[Given request]
Only the lines from the line containing "Convert this document image to plain text." to the end of the entries should be repeated, exactly as they appear.

[Dataset records]
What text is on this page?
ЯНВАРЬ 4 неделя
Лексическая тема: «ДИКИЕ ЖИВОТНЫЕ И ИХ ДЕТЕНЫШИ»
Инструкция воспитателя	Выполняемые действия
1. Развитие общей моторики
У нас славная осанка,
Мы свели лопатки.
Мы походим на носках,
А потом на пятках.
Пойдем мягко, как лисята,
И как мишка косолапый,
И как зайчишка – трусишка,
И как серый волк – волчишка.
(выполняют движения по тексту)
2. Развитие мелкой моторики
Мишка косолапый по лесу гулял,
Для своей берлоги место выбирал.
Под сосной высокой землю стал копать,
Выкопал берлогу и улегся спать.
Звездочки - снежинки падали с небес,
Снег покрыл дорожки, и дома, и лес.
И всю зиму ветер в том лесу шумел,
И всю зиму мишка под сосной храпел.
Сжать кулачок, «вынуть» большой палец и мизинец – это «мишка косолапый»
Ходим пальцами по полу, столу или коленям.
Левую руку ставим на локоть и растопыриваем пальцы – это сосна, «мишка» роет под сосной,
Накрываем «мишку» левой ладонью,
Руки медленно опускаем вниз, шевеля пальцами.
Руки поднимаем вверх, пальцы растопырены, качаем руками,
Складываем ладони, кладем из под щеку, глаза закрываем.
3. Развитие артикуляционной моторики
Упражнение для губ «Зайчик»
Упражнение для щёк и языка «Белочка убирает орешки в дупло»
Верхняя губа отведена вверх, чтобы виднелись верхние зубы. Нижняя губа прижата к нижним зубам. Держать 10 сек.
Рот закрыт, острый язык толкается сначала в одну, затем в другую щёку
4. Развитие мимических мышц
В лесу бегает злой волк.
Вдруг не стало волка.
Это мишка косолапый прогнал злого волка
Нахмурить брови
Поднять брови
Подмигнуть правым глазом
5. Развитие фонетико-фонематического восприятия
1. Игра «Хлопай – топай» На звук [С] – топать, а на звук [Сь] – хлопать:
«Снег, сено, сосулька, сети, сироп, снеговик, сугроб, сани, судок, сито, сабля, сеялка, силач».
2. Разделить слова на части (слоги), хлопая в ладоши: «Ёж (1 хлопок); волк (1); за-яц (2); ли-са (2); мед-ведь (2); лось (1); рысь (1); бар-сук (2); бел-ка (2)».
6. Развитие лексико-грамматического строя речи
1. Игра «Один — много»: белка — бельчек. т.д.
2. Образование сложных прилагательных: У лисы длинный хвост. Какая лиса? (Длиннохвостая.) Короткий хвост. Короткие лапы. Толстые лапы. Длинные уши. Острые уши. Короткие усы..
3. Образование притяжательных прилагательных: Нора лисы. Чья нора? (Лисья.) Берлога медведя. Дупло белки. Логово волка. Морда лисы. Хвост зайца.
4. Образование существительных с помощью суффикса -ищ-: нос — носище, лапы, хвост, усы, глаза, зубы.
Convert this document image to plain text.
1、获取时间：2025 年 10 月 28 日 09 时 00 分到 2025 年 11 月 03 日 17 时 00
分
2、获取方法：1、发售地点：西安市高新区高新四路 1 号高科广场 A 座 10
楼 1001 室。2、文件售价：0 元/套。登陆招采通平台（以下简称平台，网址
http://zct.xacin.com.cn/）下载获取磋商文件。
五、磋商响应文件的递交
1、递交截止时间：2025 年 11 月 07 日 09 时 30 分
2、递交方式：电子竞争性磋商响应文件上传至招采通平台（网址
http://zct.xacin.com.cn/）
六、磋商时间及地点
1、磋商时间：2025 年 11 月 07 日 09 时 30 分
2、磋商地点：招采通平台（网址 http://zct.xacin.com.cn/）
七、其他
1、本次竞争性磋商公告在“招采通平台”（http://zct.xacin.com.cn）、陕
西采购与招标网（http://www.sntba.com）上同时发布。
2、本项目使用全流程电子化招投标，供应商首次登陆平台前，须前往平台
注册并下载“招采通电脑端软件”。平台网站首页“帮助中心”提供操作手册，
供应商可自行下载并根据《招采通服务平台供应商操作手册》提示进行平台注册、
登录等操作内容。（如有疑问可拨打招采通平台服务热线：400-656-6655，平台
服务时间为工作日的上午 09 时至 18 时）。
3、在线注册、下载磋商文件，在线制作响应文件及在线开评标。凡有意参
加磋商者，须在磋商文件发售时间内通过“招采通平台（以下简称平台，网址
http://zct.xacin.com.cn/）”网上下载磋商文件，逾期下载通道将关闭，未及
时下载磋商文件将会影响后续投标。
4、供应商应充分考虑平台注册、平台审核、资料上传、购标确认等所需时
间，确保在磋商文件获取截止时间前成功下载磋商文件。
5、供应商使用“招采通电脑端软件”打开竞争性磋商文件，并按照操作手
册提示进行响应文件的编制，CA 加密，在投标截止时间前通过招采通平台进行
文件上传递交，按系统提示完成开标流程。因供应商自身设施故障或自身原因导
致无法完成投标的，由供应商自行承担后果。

[Result of the exercise]
Convert this document image to plain text.
1、获取时间：2025 年 10 月 28 日 09 时 00 分到 2025 年 11 月 03 日 17 时 00
分
2、获取方法：1、发售地点：西安市高新区高新四路 1 号高科广场 A 座 10
楼 1001 室。2、文件售价：0 元/套。登陆招采通平台（以下简称平台，网址
http://zct.xacin.com.cn/）下载获取磋商文件。
五、磋商响应文件的递交
1、递交截止时间：2025 年 11 月 07 日 09 时 30 分
2、递交方式：电子竞争性磋商响应文件上传至招采通平台（网址
http://zct.xacin.com.cn/）
六、磋商时间及地点
1、磋商时间：2025 年 11 月 07 日 09 时 30 分
2、磋商地点：招采通平台（网址 http://zct.xacin.com.cn/）
七、其他
1、本次竞争性磋商公告在“招采通平台”（http://zct.xacin.com.cn）、陕
西采购与招标网（http://www.sntba.com）上同时发布。
2、本项目使用全流程电子化招投标，供应商首次登陆平台前，须前往平台
注册并下载“招采通电脑端软件”。平台网站首页“帮助中心”提供操作手册，
供应商可自行下载并根据《招采通服务平台供应商操作手册》提示进行平台注册、
登录等操作内容。（如有疑问可拨打招采通平台服务热线：400-656-6655，平台
服务时间为工作日的上午 09 时至 18 时）。
3、在线注册、下载磋商文件，在线制作响应文件及在线开评标。凡有意参
加磋商者，须在磋商文件发售时间内通过“招采通平台（以下简称平台，网址
http://zct.xacin.com.cn/）”网上下载磋商文件，逾期下载通道将关闭，未及
时下载磋商文件将会影响后续投标。
4、供应商应充分考虑平台注册、平台审核、资料上传、购标确认等所需时
间，确保在磋商文件获取截止时间前成功下载磋商文件。
5、供应商使用“招采通电脑端软件”打开竞争性磋商文件，并按照操作手
册提示进行响应文件的编制，CA 加密，在投标截止时间前通过招采通平台进行
文件上传递交，按系统提示完成开标流程。因供应商自身设施故障或自身原因导
致无法完成投标的，由供应商自行承担后果。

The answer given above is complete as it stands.